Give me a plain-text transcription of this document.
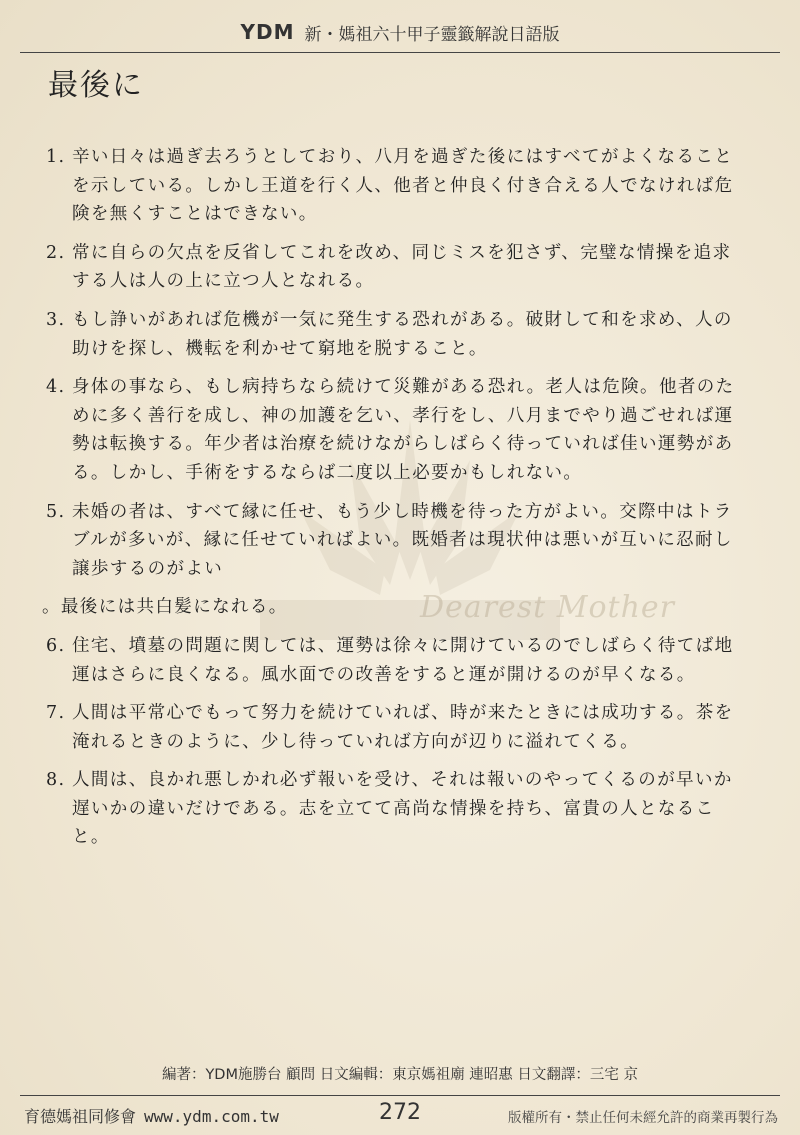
YDM 新・媽祖六十甲子靈籤解說日語版
最後に
Dearest Mother
1. 辛い日々は過ぎ去ろうとしており、八月を過ぎた後にはすべてがよくなることを示している。しかし王道を行く人、他者と仲良く付き合える人でなければ危険を無くすことはできない。
2. 常に自らの欠点を反省してこれを改め、同じミスを犯さず、完璧な情操を追求する人は人の上に立つ人となれる。
3. もし諍いがあれば危機が一気に発生する恐れがある。破財して和を求め、人の助けを探し、機転を利かせて窮地を脱すること。
4. 身体の事なら、もし病持ちなら続けて災難がある恐れ。老人は危険。他者のために多く善行を成し、神の加護を乞い、孝行をし、八月までやり過ごせれば運勢は転換する。年少者は治療を続けながらしばらく待っていれば佳い運勢がある。しかし、手術をするならば二度以上必要かもしれない。
5. 未婚の者は、すべて縁に任せ、もう少し時機を待った方がよい。交際中はトラブルが多いが、縁に任せていればよい。既婚者は現状仲は悪いが互いに忍耐し譲歩するのがよい
。最後には共白髪になれる。
6. 住宅、墳墓の問題に関しては、運勢は徐々に開けているのでしばらく待てば地運はさらに良くなる。風水面での改善をすると運が開けるのが早くなる。
7. 人間は平常心でもって努力を続けていれば、時が来たときには成功する。茶を淹れるときのように、少し待っていれば方向が辺りに溢れてくる。
8. 人間は、良かれ悪しかれ必ず報いを受け、それは報いのやってくるのが早いか遅いかの違いだけである。志を立てて高尚な情操を持ち、富貴の人となること。
編著：YDM施勝台 顧問 日文編輯：東京媽祖廟 連昭惠 日文翻譯：三宅 京
育德媽祖同修會 www.ydm.com.tw	272	版權所有・禁止任何未經允許的商業再製行為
• • • • •
What is being asked:
Transcribe the records above exactly as they appear, leaving out any pictures.

Output for this exercise:
Give me a plain-text transcription of this document.
YDM 新・媽祖六十甲子靈籤解說日語版
最後に
Dearest Mother
1. 辛い日々は過ぎ去ろうとしており、八月を過ぎた後にはすべてがよくなることを示している。しかし王道を行く人、他者と仲良く付き合える人でなければ危険を無くすことはできない。
2. 常に自らの欠点を反省してこれを改め、同じミスを犯さず、完璧な情操を追求する人は人の上に立つ人となれる。
3. もし諍いがあれば危機が一気に発生する恐れがある。破財して和を求め、人の助けを探し、機転を利かせて窮地を脱すること。
4. 身体の事なら、もし病持ちなら続けて災難がある恐れ。老人は危険。他者のために多く善行を成し、神の加護を乞い、孝行をし、八月までやり過ごせれば運勢は転換する。年少者は治療を続けながらしばらく待っていれば佳い運勢がある。しかし、手術をするならば二度以上必要かもしれない。
5. 未婚の者は、すべて縁に任せ、もう少し時機を待った方がよい。交際中はトラブルが多いが、縁に任せていればよい。既婚者は現状仲は悪いが互いに忍耐し譲歩するのがよい
。最後には共白髪になれる。
6. 住宅、墳墓の問題に関しては、運勢は徐々に開けているのでしばらく待てば地運はさらに良くなる。風水面での改善をすると運が開けるのが早くなる。
7. 人間は平常心でもって努力を続けていれば、時が来たときには成功する。茶を淹れるときのように、少し待っていれば方向が辺りに溢れてくる。
8. 人間は、良かれ悪しかれ必ず報いを受け、それは報いのやってくるのが早いか遅いかの違いだけである。志を立てて高尚な情操を持ち、富貴の人となること。
編著：YDM施勝台 顧問 日文編輯：東京媽祖廟 連昭惠 日文翻譯：三宅 京
育德媽祖同修會 www.ydm.com.tw	272	版權所有・禁止任何未經允許的商業再製行為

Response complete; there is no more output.